──────── DOCUMENT PASSAGE

For questions involving divisibility, divisors, factors and multiples, we can say:
If N is a factor by k, then k is "hiding" within the prime factorization of N
Consider these examples:
3 is a factor of 24, because 24 = (2)(2)(2)(3), and we can clearly see the 3 hiding in the prime factorization.
Likewise, 5 is a factor of 70 because 70 = (2)(5)(7)
And 8 is a factor of 112 because 112 = (2)(2)(2)(2)(7)
And 15 is a factor of 630 because 630 = (2)(3)(3)(5)(7)
---------------ASIDE #2--------------------------------------
IMPORTANT CONCEPT: The prime factorization of a perfect square will have an even number of each prime
For example: 400 is a perfect square.
400 = 2x2x2x2x5x5. Here, we have four 2's and two 5's
This should make sense, because the even number of primes allows us to split the primes into two EQUAL groups to demonstrate that the number is a square.
For example: 400 = 2x2x2x2x5x5 = (2x2x5)(2x2x5) = (2x2x5)²
Likewise, 576 is a perfect square.
576 = 2x2x2x2x2x2x3x3 = (2x2x2x3)(2x2x2x3) = (2x2x2x3)²
--------NOW ONTO THE QUESTION!------------------
Given: n² is divisible by 72 (in other words, there's a 72 hiding in the prime factorization of n²)

────────────────
──────── DATA PROVIDED

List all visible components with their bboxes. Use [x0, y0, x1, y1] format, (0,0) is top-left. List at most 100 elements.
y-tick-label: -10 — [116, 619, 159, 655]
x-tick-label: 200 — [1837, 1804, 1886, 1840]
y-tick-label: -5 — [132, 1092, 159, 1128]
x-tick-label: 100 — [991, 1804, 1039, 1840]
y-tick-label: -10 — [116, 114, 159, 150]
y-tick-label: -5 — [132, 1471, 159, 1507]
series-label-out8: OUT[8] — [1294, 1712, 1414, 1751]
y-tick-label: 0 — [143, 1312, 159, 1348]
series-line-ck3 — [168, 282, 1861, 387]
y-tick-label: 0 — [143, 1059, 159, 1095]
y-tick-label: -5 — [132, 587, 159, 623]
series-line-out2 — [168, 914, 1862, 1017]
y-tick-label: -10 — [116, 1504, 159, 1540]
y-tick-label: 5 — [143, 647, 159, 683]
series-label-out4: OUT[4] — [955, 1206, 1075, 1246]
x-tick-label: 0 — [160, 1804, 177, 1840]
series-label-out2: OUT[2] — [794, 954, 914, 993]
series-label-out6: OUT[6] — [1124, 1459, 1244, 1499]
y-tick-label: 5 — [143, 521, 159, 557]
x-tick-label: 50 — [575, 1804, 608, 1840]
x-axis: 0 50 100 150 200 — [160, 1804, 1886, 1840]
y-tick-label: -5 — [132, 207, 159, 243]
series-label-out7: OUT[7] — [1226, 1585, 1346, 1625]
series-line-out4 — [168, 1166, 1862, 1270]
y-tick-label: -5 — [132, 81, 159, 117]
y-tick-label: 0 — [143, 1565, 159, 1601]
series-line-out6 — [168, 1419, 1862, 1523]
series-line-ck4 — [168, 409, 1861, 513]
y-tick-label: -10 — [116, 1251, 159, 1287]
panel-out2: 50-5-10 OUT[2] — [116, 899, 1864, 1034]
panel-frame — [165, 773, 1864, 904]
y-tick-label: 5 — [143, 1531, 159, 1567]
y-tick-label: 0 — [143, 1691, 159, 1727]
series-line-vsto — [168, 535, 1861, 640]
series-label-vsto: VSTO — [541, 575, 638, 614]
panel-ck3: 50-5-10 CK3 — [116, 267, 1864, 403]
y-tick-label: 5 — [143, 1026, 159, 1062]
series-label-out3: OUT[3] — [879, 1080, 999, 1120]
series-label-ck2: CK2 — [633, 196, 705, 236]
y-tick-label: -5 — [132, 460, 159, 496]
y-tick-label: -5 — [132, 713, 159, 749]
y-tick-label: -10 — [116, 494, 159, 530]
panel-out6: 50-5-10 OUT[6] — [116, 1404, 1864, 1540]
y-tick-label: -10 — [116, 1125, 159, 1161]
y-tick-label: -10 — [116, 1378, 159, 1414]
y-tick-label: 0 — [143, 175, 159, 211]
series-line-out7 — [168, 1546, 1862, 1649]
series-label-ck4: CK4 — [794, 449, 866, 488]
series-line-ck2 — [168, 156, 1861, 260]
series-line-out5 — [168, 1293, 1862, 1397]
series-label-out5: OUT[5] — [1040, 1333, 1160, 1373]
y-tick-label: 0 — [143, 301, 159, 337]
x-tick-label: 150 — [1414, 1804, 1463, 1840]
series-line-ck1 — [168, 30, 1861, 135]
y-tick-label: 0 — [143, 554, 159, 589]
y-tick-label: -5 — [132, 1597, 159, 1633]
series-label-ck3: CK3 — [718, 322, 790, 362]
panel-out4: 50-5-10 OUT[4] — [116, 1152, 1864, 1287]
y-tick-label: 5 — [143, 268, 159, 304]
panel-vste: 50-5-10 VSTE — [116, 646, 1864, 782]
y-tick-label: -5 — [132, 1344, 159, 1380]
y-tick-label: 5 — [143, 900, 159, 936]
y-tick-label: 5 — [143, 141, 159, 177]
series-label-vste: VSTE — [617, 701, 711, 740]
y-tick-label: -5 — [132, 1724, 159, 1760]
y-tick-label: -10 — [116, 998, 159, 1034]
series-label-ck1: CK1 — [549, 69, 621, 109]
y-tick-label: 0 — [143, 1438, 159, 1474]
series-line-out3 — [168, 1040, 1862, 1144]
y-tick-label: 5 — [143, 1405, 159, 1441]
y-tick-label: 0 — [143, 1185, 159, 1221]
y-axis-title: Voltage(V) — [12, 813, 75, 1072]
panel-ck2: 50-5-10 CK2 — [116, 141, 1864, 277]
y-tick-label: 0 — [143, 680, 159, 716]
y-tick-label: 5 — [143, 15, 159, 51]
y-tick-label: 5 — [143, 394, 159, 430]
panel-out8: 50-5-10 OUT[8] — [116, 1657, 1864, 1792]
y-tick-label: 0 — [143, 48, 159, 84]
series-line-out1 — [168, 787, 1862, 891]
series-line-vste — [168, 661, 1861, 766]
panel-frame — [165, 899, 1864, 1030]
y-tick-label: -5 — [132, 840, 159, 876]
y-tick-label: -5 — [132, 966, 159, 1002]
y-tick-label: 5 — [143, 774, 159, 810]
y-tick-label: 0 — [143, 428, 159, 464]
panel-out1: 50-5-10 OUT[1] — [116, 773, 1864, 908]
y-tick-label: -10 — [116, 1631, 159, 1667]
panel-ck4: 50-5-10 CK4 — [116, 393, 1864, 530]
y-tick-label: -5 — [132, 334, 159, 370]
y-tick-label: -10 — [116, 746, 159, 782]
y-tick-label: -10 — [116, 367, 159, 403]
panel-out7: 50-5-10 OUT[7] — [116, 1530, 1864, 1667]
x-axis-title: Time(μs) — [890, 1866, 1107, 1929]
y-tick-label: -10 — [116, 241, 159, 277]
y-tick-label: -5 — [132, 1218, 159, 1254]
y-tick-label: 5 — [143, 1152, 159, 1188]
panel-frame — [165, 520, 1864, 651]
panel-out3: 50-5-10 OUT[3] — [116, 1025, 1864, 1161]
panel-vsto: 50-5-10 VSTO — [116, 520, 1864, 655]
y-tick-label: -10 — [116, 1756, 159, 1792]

────────────────

=== TASKS ===
(1) Answer these questions about the divisibility explanation:
(a) What prime factorization does it give for 630?
(b) How many 2's appear in the prime factorization of 400?
(c) Which expression is given as divisible by 72?
(2) Carry on the divisibility explanation from its final sentence.

=== THE ANSWERS ===
(1)
(a) (2)(3)(3)(5)(7)
(b) Four
(c) n²

(2)
So, n² = (2)(2)(2)(3)(3)(?)(?)(?)(?)(?)... [the ?'s represent other possible primes in the prime factorization of n²]
Since we have an ODD number of 2's in the prime factorization, we can be certain that there is at least one more 2 in the prime factorization.
So, we know that n² = (2)(2)(2)(3)(3)(2)(?)(?)(?)(?)
So, while there MIGHT be tons of other values in the above prime factorization, we do know that there MUST BE at least four 2's and two 3's.
Now do some grouping to get: n² = [(2)(2)(3)(?)(?)...][(2)(2)(3)(?)(?)...]
From this we can see that n = (2)(2)(3)(?)(?)...
Question: What is the largest positive integer that must divide n?
(2)(2)(3) = 12.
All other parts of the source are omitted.